Filter the entries, keeping every line with the word "this".

Items from a figure collection:
------------------------------

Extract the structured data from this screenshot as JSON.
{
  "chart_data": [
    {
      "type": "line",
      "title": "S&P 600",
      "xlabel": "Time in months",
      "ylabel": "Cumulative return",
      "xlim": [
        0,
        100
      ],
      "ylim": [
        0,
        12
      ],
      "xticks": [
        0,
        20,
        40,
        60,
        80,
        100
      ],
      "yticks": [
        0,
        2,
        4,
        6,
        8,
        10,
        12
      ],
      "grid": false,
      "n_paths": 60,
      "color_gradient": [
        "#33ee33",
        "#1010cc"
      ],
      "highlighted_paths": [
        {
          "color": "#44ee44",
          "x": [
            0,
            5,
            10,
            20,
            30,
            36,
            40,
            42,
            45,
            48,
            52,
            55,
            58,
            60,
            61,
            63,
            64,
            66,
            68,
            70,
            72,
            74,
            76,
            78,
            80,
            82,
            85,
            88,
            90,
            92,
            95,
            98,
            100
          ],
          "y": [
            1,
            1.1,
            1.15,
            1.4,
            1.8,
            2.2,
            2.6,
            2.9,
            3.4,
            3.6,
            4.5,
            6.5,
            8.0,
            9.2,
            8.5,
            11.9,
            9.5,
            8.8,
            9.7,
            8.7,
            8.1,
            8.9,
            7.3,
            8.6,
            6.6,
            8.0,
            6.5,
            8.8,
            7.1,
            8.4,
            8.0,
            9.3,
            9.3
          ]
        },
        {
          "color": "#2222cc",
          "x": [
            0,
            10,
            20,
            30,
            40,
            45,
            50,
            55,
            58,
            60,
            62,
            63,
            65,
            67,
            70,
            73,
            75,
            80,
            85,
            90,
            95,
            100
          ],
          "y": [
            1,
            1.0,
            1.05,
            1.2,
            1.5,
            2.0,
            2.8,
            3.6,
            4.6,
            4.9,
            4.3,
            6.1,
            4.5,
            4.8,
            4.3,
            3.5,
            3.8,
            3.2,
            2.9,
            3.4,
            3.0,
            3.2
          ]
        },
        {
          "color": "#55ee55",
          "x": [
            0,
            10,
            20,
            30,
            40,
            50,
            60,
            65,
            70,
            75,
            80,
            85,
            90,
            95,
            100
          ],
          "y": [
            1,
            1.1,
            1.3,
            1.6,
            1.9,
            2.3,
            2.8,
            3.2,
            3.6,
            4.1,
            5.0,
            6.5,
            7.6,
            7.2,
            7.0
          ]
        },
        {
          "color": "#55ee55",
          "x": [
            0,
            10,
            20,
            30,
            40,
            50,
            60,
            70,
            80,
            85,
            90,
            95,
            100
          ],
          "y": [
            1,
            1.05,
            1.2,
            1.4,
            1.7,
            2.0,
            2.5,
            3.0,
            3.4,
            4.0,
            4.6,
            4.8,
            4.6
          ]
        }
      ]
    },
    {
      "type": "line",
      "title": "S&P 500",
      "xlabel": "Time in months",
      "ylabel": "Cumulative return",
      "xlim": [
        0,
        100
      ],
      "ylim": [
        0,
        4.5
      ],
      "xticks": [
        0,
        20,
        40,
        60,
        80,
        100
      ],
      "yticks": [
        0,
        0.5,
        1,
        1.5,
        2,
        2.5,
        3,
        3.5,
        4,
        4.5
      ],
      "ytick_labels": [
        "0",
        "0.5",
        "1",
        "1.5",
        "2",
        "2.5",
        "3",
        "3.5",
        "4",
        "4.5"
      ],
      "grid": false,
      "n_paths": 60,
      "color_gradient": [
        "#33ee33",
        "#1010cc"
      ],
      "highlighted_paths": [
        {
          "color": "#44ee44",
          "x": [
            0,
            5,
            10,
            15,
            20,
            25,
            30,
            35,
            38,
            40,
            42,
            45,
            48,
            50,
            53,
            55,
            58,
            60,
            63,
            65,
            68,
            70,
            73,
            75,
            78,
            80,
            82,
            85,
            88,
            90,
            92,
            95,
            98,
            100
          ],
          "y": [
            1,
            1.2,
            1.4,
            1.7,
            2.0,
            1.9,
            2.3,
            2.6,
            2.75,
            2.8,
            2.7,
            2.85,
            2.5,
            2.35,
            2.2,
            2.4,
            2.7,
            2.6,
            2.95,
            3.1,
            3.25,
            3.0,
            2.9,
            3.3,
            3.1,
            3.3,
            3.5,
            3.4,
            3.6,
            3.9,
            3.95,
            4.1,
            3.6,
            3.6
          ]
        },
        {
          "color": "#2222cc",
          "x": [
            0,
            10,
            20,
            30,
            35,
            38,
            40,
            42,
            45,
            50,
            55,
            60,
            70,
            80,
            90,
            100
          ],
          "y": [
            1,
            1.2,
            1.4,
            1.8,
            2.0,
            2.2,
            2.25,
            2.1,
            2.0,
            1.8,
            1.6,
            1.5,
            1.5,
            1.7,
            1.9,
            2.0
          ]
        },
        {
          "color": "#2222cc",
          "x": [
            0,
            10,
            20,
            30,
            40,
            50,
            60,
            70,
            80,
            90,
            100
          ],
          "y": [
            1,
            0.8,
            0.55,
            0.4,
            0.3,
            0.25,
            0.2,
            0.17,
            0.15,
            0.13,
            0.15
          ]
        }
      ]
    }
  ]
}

------------------------------

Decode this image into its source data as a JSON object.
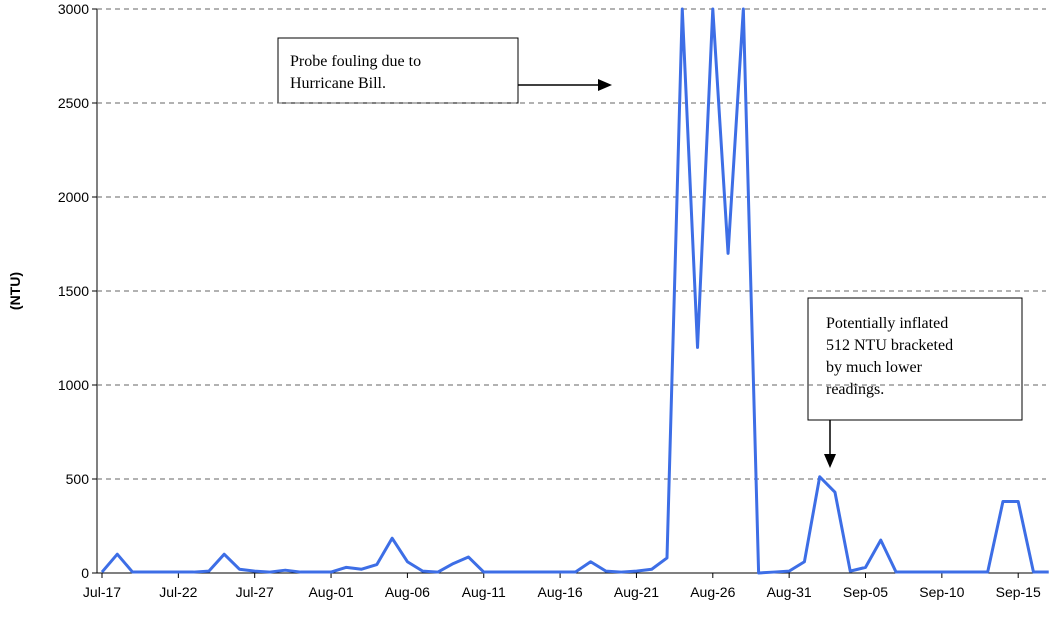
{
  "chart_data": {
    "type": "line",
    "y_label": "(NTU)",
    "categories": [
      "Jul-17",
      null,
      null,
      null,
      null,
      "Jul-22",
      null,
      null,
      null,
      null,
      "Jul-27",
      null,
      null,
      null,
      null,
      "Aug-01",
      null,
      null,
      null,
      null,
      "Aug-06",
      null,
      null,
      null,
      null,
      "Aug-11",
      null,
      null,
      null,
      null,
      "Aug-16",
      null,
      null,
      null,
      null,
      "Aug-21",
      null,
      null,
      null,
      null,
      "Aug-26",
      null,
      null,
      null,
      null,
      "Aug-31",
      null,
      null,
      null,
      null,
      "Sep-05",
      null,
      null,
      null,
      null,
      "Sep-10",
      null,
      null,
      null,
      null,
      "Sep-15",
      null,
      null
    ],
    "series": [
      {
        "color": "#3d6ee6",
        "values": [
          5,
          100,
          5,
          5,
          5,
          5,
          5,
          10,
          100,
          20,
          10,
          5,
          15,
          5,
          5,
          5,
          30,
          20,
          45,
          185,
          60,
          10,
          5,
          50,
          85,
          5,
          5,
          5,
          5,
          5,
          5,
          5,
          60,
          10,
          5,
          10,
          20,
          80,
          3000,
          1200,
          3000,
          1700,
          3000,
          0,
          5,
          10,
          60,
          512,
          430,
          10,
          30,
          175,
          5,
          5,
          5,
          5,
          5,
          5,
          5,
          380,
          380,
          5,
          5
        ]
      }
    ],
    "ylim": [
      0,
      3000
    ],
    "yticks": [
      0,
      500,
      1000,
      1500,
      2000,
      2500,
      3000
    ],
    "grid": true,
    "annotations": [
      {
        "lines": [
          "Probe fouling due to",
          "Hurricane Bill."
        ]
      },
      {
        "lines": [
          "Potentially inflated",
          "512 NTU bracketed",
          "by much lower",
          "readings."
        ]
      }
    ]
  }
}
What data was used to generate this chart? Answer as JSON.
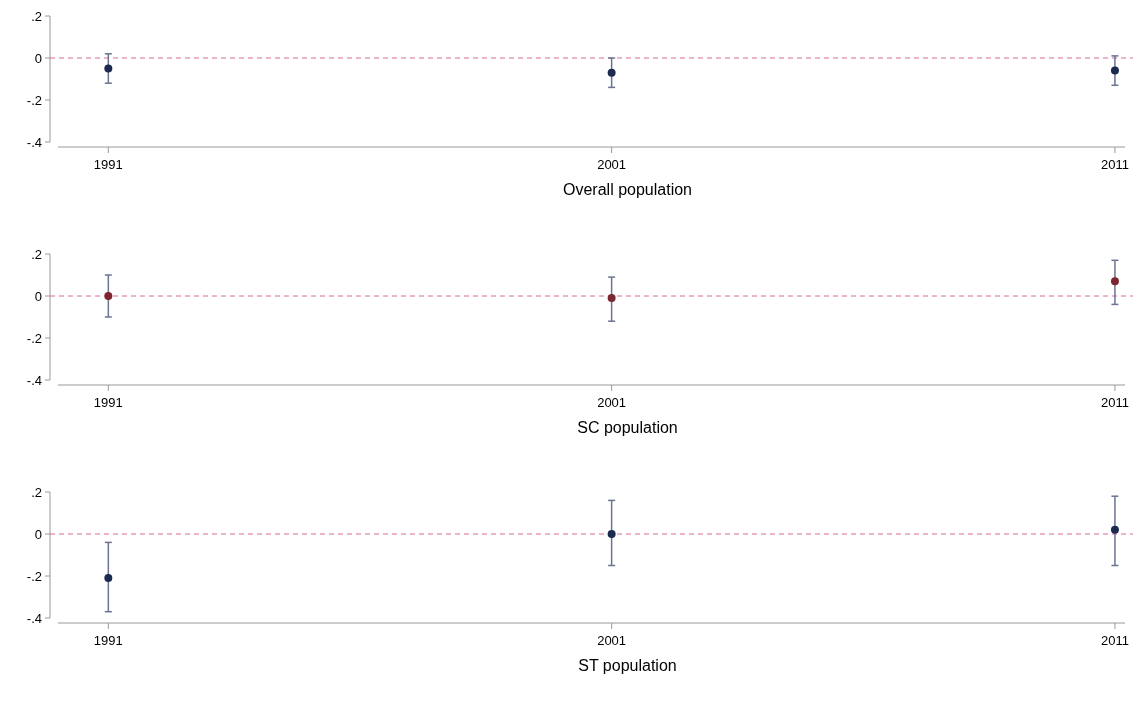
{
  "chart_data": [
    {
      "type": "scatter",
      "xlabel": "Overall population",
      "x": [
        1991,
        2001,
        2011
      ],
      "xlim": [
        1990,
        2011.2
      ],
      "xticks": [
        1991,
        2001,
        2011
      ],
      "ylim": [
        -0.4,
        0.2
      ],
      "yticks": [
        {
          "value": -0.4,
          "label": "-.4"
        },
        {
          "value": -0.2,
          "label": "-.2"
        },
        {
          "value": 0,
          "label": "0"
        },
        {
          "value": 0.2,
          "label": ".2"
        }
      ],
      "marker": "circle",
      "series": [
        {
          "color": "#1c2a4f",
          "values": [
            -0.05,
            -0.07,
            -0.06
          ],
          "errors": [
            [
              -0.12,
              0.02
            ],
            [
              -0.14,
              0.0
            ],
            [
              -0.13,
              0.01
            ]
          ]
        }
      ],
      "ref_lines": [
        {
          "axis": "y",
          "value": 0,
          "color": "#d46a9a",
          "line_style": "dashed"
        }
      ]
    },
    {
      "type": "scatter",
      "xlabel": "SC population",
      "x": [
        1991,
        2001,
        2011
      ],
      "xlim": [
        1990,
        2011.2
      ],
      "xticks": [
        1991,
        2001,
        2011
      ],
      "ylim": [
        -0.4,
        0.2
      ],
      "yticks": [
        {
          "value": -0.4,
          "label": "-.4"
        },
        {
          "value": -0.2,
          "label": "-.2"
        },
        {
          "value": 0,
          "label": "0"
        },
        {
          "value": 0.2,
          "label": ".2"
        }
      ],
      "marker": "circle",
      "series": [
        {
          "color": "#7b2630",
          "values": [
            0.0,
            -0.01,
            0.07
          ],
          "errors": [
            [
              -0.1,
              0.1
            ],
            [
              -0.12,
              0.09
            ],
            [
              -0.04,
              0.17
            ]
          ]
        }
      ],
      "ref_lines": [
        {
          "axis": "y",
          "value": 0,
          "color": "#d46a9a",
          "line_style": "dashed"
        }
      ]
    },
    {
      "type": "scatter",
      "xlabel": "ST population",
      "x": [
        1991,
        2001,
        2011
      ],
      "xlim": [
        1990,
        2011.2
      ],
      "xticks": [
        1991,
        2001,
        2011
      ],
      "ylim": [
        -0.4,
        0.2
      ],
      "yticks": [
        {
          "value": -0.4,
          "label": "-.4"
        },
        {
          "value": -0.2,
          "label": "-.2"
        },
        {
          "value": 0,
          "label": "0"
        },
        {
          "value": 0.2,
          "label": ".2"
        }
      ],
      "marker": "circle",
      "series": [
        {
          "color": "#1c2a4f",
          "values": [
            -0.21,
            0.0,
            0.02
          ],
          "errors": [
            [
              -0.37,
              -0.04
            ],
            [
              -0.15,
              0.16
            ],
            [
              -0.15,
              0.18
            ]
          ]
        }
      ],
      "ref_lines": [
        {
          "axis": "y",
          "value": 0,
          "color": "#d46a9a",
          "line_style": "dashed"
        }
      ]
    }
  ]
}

------------------------------

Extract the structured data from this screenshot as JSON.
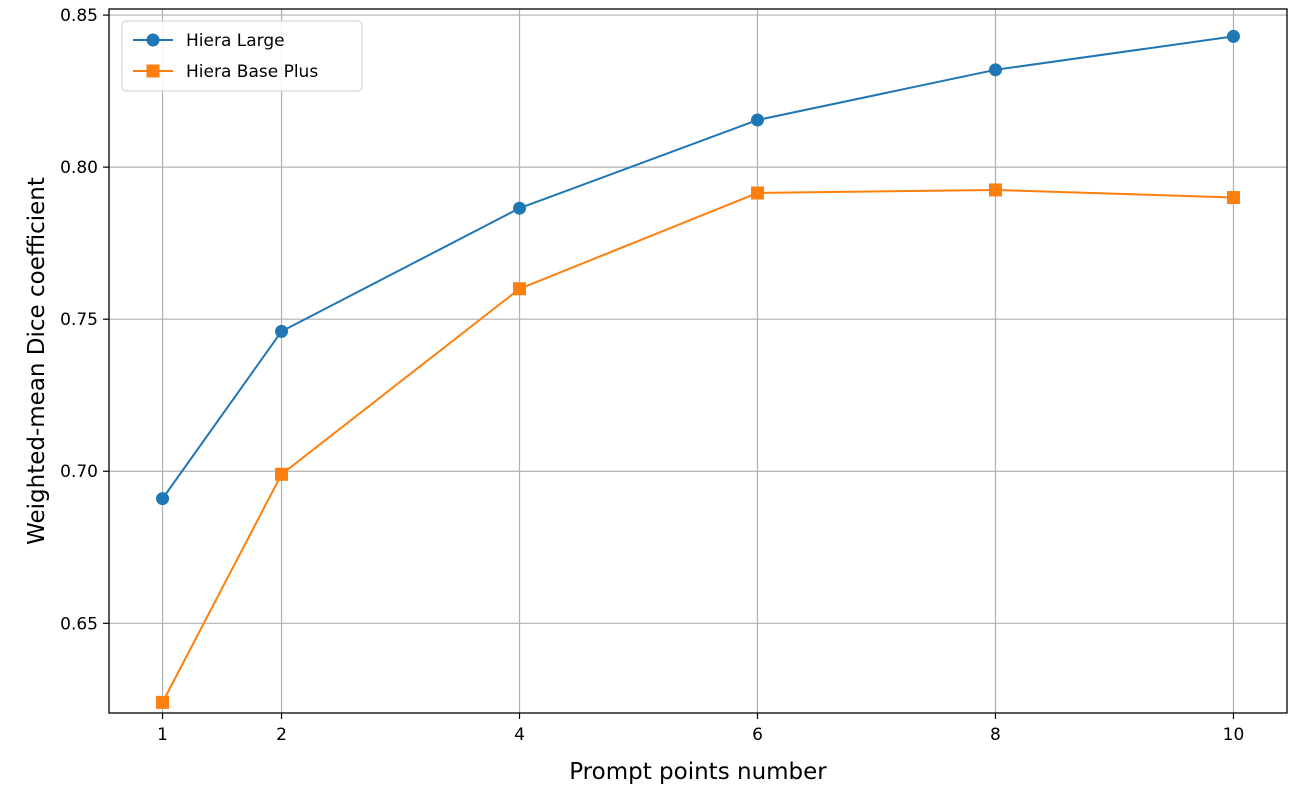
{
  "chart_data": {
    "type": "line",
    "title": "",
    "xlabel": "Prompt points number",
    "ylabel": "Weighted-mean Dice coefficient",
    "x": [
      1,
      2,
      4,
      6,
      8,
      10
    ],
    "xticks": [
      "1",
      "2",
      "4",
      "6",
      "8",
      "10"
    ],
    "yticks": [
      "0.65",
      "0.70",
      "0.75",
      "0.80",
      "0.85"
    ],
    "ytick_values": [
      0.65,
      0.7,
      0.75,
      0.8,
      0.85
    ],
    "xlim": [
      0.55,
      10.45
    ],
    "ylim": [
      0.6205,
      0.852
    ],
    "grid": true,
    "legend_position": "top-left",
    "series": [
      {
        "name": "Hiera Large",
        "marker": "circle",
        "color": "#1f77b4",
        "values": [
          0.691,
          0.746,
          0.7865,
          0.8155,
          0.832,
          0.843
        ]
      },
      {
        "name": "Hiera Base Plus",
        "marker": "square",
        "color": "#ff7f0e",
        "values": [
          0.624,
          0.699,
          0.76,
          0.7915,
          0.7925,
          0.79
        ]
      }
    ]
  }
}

------------------------------

Answer in full:
Extract the structured data from this screenshot as JSON.
Decode this image into its source data as a JSON object.
What data was used to generate this chart? Answer as JSON.
Extract the structured data from this screenshot as JSON.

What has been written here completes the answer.